== Dataset records ==

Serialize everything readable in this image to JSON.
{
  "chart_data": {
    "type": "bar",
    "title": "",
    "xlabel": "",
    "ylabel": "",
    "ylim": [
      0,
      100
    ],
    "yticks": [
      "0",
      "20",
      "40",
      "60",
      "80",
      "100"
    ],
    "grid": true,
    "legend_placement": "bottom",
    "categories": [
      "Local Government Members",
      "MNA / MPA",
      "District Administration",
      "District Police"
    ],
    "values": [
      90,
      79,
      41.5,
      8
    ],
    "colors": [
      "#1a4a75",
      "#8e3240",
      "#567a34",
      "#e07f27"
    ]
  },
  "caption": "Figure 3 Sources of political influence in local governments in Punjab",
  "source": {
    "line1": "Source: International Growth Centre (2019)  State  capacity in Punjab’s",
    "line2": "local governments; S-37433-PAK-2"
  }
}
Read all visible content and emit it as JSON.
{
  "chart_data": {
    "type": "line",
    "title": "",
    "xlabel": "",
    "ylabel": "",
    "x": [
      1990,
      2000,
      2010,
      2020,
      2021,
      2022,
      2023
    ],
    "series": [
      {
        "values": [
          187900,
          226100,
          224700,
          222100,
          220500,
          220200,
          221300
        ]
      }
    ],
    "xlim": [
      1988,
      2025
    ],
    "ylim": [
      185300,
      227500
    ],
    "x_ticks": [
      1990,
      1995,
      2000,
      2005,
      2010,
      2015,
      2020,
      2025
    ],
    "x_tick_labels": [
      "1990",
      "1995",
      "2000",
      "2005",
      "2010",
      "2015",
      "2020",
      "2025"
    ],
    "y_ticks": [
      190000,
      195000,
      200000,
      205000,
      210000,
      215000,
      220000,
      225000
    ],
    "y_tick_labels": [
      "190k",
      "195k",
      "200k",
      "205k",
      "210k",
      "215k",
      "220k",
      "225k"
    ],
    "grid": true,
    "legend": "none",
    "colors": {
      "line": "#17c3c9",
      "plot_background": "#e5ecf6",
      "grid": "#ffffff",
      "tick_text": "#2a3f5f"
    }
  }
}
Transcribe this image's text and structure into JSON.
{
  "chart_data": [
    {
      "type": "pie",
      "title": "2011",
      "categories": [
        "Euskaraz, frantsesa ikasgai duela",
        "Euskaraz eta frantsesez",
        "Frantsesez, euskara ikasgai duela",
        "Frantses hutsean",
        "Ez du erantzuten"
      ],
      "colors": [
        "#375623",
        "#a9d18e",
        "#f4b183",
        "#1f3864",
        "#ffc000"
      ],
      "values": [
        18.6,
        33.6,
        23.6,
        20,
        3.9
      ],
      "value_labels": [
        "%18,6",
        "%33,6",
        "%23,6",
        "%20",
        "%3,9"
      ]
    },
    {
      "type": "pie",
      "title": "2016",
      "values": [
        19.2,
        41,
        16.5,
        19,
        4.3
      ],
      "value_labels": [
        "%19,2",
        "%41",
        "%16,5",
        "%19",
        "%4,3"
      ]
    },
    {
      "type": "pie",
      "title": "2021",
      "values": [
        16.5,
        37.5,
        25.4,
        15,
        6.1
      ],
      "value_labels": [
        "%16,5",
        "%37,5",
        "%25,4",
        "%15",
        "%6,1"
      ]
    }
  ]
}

===

[What needs to be done]
Pick out all the lines with the word "image" in them and copy them.

[Output for this task]
Serialize everything readable in this image to JSON.
Transcribe this image's text and structure into JSON.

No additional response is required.